Extrait du document →
━━━━━━

A la suite de l'examen par l'Assemblée nationale, l'impôt sur le
revenu a été allégé de 300 millions de francs
(200 millions de francs de crédit d'impôt pour l'entretien de
la résidence principale et 100 millions de francs pour la demi-part
de quotient pour les invalides, anciens combattants et personnes seules ayant
un enfant majeur de moins de 27 ans). La progression, hors effet
spontané des recettes, est donc réévaluée à
1 milliard de francs.
L'impôt sur les sociétés brut
passe de 223 milliards
de francs en évaluation révisée à 232,4 milliards
de francs dans le projet de loi de finances pour 1999.
L'impôt
net
progresse de 182 milliards de francs (évaluation
révisée pour 1998) à 194,4 milliards de francs, soit une
progression de 6,8%. Cependant, les effets de la loi de finances pour 1999
seront limités à une progression de 900 millions de francs.
Toutefois, à la suite de l'examen par l'Assemblée nationale,
l'impôt sur les sociétés est alourdi de 1.450 millions de
francs en raison d'un durcissement du régime des sociétés
mères-filles pour 1.550 millions de francs (rétablissement
de la taxation des dividendes de la fille à la mère
supprimée en 1993) et d'un allégement de 100 millions de
francs pour les sociétés d'assurance mutuelle. Au total,
l'impôt est donc alourdi de 2,3 milliards de francs, hors
progression spontanée des recettes.

━━━━━━

Enregistrements de données →
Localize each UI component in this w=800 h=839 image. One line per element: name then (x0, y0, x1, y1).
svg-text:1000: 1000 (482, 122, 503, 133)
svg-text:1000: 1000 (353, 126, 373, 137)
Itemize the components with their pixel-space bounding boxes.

━━━━━━

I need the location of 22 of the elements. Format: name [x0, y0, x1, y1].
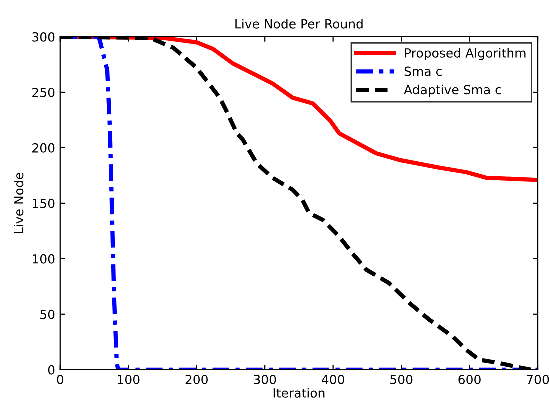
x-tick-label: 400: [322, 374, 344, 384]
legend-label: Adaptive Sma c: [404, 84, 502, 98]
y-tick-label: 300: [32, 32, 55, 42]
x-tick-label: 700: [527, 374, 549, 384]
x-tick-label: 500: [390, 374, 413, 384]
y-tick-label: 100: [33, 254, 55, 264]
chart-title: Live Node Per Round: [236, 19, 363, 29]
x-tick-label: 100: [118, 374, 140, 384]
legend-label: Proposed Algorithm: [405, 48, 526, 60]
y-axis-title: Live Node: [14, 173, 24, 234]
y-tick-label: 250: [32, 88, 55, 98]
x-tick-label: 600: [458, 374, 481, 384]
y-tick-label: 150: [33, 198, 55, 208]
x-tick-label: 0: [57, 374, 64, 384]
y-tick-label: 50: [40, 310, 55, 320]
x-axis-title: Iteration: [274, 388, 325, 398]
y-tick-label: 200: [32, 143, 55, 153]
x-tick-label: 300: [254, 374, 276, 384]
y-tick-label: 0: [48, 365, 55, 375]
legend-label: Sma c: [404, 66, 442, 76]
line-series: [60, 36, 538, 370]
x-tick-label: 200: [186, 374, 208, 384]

━━━━━━

Travail à faire →
1. Selon l'extrait sur l'impôt, de quel montant l'impôt sur le revenu a-t-il été allégé à la suite de l'examen par l'Assemblée nationale ?
2. Transcrivez à l'identique le passage de l'extrait sur l'impôt qui va de « L'impôt sur les sociétés brut » jusqu'à « finances pour 1999. ».
Les enregistrements n'ont aucun lien avec l'extrait sur l'impôt.

Réponses rédigées →
1. De 300 millions de francs.

2.
L'impôt sur les sociétés brut
passe de 223 milliards
de francs en évaluation révisée à 232,4 milliards
de francs dans le projet de loi de finances pour 1999.